Given exercise
Work through the listing below and count the lines that hold "remain". Answer with the number alone.

Data records:
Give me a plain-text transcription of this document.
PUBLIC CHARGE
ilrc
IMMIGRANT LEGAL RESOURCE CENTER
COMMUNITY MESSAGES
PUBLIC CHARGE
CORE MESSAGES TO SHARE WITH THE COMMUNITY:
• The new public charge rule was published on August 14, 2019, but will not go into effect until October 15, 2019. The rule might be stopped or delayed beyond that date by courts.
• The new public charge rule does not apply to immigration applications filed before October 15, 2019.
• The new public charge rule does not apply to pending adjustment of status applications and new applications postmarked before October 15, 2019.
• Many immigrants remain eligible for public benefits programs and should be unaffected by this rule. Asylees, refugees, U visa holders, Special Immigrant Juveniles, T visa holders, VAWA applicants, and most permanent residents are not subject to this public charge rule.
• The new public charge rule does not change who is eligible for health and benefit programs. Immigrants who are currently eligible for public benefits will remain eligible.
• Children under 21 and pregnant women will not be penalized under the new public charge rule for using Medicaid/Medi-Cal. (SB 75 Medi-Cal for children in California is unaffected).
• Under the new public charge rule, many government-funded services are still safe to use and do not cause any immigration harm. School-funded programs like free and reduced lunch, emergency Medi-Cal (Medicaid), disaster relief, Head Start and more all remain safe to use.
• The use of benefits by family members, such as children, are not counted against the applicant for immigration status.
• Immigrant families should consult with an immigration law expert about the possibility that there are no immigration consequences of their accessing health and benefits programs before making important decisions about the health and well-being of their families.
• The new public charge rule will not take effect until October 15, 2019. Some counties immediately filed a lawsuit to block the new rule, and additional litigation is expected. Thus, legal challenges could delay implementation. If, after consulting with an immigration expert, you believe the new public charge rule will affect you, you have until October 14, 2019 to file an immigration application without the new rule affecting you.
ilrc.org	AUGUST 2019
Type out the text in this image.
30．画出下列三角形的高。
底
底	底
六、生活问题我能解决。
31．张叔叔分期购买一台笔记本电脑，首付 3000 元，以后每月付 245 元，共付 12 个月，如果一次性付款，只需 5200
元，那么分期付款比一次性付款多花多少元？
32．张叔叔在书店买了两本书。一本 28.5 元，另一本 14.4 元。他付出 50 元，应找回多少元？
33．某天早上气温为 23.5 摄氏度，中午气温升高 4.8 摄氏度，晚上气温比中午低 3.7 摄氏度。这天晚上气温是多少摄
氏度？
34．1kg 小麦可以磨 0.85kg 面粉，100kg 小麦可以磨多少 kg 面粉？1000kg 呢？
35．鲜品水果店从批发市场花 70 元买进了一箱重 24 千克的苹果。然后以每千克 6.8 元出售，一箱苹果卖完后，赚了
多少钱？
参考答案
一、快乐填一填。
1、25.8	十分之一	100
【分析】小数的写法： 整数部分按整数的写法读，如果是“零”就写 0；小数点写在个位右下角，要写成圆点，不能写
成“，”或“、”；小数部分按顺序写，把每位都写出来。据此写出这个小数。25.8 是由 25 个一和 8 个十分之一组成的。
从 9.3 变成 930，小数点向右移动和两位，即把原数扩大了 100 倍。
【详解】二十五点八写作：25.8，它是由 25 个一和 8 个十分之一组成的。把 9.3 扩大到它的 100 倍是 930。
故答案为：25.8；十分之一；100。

Right answer
3